--- START OF Materials provided ---
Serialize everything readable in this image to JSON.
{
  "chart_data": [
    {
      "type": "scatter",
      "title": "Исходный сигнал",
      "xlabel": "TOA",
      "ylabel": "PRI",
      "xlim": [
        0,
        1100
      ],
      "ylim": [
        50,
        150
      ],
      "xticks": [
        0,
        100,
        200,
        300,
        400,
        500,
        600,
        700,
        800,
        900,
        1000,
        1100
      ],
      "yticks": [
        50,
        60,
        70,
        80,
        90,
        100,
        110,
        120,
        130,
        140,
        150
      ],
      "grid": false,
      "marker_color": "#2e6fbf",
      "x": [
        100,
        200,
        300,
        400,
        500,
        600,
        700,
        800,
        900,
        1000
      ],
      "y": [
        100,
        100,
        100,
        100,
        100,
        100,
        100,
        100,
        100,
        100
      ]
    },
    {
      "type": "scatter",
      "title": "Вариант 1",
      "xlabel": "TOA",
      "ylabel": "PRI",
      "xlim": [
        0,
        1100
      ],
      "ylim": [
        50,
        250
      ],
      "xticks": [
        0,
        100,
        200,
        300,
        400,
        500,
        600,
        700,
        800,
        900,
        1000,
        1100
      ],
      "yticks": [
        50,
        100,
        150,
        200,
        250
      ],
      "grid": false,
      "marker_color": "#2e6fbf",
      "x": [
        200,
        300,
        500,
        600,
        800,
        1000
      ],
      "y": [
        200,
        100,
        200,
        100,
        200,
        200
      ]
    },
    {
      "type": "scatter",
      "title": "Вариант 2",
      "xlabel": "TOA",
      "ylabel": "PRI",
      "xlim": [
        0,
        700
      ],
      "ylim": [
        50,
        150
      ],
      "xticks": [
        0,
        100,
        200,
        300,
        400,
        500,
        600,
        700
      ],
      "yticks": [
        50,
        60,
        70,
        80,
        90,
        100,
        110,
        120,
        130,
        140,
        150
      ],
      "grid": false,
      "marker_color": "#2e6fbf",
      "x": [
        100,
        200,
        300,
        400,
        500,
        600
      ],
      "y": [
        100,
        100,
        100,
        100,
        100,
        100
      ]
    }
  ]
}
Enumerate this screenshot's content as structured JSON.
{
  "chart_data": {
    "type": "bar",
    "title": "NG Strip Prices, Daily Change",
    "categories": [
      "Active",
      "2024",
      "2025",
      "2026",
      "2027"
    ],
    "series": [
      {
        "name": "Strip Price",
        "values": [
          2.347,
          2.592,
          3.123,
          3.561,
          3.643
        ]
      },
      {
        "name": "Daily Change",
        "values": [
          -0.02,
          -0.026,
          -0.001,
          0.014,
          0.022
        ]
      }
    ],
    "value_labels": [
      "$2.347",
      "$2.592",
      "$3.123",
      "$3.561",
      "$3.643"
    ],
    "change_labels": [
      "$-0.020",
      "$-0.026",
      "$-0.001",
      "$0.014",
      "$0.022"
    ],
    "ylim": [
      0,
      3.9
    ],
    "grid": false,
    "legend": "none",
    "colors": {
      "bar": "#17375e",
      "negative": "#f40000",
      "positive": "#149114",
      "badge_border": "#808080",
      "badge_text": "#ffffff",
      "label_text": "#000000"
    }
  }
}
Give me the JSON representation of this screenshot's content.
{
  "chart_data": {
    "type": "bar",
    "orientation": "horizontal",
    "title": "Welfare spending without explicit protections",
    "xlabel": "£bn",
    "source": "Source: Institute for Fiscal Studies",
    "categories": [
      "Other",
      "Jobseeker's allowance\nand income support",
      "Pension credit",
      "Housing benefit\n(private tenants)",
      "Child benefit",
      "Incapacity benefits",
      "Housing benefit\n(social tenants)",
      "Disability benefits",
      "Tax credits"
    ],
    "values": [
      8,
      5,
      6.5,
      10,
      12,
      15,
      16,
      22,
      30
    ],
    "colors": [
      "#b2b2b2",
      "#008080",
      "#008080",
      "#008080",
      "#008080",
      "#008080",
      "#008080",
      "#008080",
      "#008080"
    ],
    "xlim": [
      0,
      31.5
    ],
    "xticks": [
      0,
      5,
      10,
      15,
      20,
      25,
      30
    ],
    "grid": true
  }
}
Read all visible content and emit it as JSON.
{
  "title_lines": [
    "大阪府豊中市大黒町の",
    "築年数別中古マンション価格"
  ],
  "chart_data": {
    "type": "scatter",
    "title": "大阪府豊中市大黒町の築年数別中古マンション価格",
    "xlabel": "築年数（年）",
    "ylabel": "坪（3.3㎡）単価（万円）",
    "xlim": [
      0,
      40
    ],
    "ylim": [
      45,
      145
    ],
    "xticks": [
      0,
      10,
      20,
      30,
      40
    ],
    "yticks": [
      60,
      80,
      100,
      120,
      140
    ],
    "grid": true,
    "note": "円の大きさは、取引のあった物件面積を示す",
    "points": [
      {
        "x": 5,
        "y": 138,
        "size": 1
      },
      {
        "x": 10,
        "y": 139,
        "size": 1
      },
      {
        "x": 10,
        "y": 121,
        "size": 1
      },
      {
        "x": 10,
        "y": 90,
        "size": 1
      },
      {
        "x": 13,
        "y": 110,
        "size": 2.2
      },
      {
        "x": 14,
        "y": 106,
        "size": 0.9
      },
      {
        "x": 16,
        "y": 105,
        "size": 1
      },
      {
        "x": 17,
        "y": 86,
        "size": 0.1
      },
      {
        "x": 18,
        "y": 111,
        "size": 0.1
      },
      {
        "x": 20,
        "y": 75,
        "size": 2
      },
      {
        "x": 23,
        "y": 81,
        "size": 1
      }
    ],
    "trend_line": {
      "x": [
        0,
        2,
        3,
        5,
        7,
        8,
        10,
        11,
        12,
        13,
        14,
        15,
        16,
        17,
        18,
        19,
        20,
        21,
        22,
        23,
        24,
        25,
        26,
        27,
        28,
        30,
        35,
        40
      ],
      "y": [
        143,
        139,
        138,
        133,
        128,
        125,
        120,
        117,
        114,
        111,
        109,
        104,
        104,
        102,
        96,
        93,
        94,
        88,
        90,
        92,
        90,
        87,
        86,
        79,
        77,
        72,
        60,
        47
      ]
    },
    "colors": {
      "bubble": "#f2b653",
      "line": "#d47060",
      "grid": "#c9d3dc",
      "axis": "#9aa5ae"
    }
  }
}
--- END OF Materials provided ---
__What to work on__.
Transcribe all of the lines in the records precisely.

__Task result__.
Serialize everything readable in this image to JSON.
{
  "chart_data": [
    {
      "type": "scatter",
      "title": "Исходный сигнал",
      "xlabel": "TOA",
      "ylabel": "PRI",
      "xlim": [
        0,
        1100
      ],
      "ylim": [
        50,
        150
      ],
      "xticks": [
        0,
        100,
        200,
        300,
        400,
        500,
        600,
        700,
        800,
        900,
        1000,
        1100
      ],
      "yticks": [
        50,
        60,
        70,
        80,
        90,
        100,
        110,
        120,
        130,
        140,
        150
      ],
      "grid": false,
      "marker_color": "#2e6fbf",
      "x": [
        100,
        200,
        300,
        400,
        500,
        600,
        700,
        800,
        900,
        1000
      ],
      "y": [
        100,
        100,
        100,
        100,
        100,
        100,
        100,
        100,
        100,
        100
      ]
    },
    {
      "type": "scatter",
      "title": "Вариант 1",
      "xlabel": "TOA",
      "ylabel": "PRI",
      "xlim": [
        0,
        1100
      ],
      "ylim": [
        50,
        250
      ],
      "xticks": [
        0,
        100,
        200,
        300,
        400,
        500,
        600,
        700,
        800,
        900,
        1000,
        1100
      ],
      "yticks": [
        50,
        100,
        150,
        200,
        250
      ],
      "grid": false,
      "marker_color": "#2e6fbf",
      "x": [
        200,
        300,
        500,
        600,
        800,
        1000
      ],
      "y": [
        200,
        100,
        200,
        100,
        200,
        200
      ]
    },
    {
      "type": "scatter",
      "title": "Вариант 2",
      "xlabel": "TOA",
      "ylabel": "PRI",
      "xlim": [
        0,
        700
      ],
      "ylim": [
        50,
        150
      ],
      "xticks": [
        0,
        100,
        200,
        300,
        400,
        500,
        600,
        700
      ],
      "yticks": [
        50,
        60,
        70,
        80,
        90,
        100,
        110,
        120,
        130,
        140,
        150
      ],
      "grid": false,
      "marker_color": "#2e6fbf",
      "x": [
        100,
        200,
        300,
        400,
        500,
        600
      ],
      "y": [
        100,
        100,
        100,
        100,
        100,
        100
      ]
    }
  ]
}
Enumerate this screenshot's content as structured JSON.
{
  "chart_data": {
    "type": "bar",
    "title": "NG Strip Prices, Daily Change",
    "categories": [
      "Active",
      "2024",
      "2025",
      "2026",
      "2027"
    ],
    "series": [
      {
        "name": "Strip Price",
        "values": [
          2.347,
          2.592,
          3.123,
          3.561,
          3.643
        ]
      },
      {
        "name": "Daily Change",
        "values": [
          -0.02,
          -0.026,
          -0.001,
          0.014,
          0.022
        ]
      }
    ],
    "value_labels": [
      "$2.347",
      "$2.592",
      "$3.123",
      "$3.561",
      "$3.643"
    ],
    "change_labels": [
      "$-0.020",
      "$-0.026",
      "$-0.001",
      "$0.014",
      "$0.022"
    ],
    "ylim": [
      0,
      3.9
    ],
    "grid": false,
    "legend": "none",
    "colors": {
      "bar": "#17375e",
      "negative": "#f40000",
      "positive": "#149114",
      "badge_border": "#808080",
      "badge_text": "#ffffff",
      "label_text": "#000000"
    }
  }
}
Give me the JSON representation of this screenshot's content.
{
  "chart_data": {
    "type": "bar",
    "orientation": "horizontal",
    "title": "Welfare spending without explicit protections",
    "xlabel": "£bn",
    "source": "Source: Institute for Fiscal Studies",
    "categories": [
      "Other",
      "Jobseeker's allowance\nand income support",
      "Pension credit",
      "Housing benefit\n(private tenants)",
      "Child benefit",
      "Incapacity benefits",
      "Housing benefit\n(social tenants)",
      "Disability benefits",
      "Tax credits"
    ],
    "values": [
      8,
      5,
      6.5,
      10,
      12,
      15,
      16,
      22,
      30
    ],
    "colors": [
      "#b2b2b2",
      "#008080",
      "#008080",
      "#008080",
      "#008080",
      "#008080",
      "#008080",
      "#008080",
      "#008080"
    ],
    "xlim": [
      0,
      31.5
    ],
    "xticks": [
      0,
      5,
      10,
      15,
      20,
      25,
      30
    ],
    "grid": true
  }
}
Read all visible content and emit it as JSON.
{
  "title_lines": [
    "大阪府豊中市大黒町の",
    "築年数別中古マンション価格"
  ],
  "chart_data": {
    "type": "scatter",
    "title": "大阪府豊中市大黒町の築年数別中古マンション価格",
    "xlabel": "築年数（年）",
    "ylabel": "坪（3.3㎡）単価（万円）",
    "xlim": [
      0,
      40
    ],
    "ylim": [
      45,
      145
    ],
    "xticks": [
      0,
      10,
      20,
      30,
      40
    ],
    "yticks": [
      60,
      80,
      100,
      120,
      140
    ],
    "grid": true,
    "note": "円の大きさは、取引のあった物件面積を示す",
    "points": [
      {
        "x": 5,
        "y": 138,
        "size": 1
      },
      {
        "x": 10,
        "y": 139,
        "size": 1
      },
      {
        "x": 10,
        "y": 121,
        "size": 1
      },
      {
        "x": 10,
        "y": 90,
        "size": 1
      },
      {
        "x": 13,
        "y": 110,
        "size": 2.2
      },
      {
        "x": 14,
        "y": 106,
        "size": 0.9
      },
      {
        "x": 16,
        "y": 105,
        "size": 1
      },
      {
        "x": 17,
        "y": 86,
        "size": 0.1
      },
      {
        "x": 18,
        "y": 111,
        "size": 0.1
      },
      {
        "x": 20,
        "y": 75,
        "size": 2
      },
      {
        "x": 23,
        "y": 81,
        "size": 1
      }
    ],
    "trend_line": {
      "x": [
        0,
        2,
        3,
        5,
        7,
        8,
        10,
        11,
        12,
        13,
        14,
        15,
        16,
        17,
        18,
        19,
        20,
        21,
        22,
        23,
        24,
        25,
        26,
        27,
        28,
        30,
        35,
        40
      ],
      "y": [
        143,
        139,
        138,
        133,
        128,
        125,
        120,
        117,
        114,
        111,
        109,
        104,
        104,
        102,
        96,
        93,
        94,
        88,
        90,
        92,
        90,
        87,
        86,
        79,
        77,
        72,
        60,
        47
      ]
    },
    "colors": {
      "bubble": "#f2b653",
      "line": "#d47060",
      "grid": "#c9d3dc",
      "axis": "#9aa5ae"
    }
  }
}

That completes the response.